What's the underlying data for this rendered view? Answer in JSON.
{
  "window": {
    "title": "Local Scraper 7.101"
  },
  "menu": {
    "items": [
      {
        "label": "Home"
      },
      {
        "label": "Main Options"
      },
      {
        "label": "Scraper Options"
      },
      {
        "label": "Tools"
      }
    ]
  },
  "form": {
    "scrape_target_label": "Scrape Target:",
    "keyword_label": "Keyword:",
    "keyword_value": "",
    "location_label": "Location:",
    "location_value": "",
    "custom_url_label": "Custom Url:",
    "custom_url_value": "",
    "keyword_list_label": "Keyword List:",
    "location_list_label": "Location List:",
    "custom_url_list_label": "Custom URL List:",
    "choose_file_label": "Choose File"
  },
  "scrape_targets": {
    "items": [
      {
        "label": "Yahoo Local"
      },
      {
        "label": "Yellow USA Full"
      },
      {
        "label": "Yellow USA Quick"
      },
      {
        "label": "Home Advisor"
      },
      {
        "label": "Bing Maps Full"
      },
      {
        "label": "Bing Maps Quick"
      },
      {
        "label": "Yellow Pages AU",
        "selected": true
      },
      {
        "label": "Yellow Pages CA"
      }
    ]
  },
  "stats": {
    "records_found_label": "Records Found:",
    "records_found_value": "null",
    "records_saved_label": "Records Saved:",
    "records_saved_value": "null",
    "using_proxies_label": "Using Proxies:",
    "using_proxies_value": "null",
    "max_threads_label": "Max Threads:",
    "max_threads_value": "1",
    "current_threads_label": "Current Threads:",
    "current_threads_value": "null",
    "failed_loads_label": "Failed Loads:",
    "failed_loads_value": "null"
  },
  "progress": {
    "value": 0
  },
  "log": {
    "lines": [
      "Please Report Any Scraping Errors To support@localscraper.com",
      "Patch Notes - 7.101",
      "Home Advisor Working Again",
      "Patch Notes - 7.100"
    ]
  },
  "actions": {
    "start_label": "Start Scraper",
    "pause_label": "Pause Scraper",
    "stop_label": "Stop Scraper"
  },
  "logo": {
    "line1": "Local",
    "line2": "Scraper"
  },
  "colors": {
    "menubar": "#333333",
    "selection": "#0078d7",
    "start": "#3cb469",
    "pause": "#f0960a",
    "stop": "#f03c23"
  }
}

----

Pick every line with "List" in it and copy it.

    "keyword_list_label": "Keyword List:",
    "location_list_label": "Location List:",
    "custom_url_list_label": "Custom URL List:",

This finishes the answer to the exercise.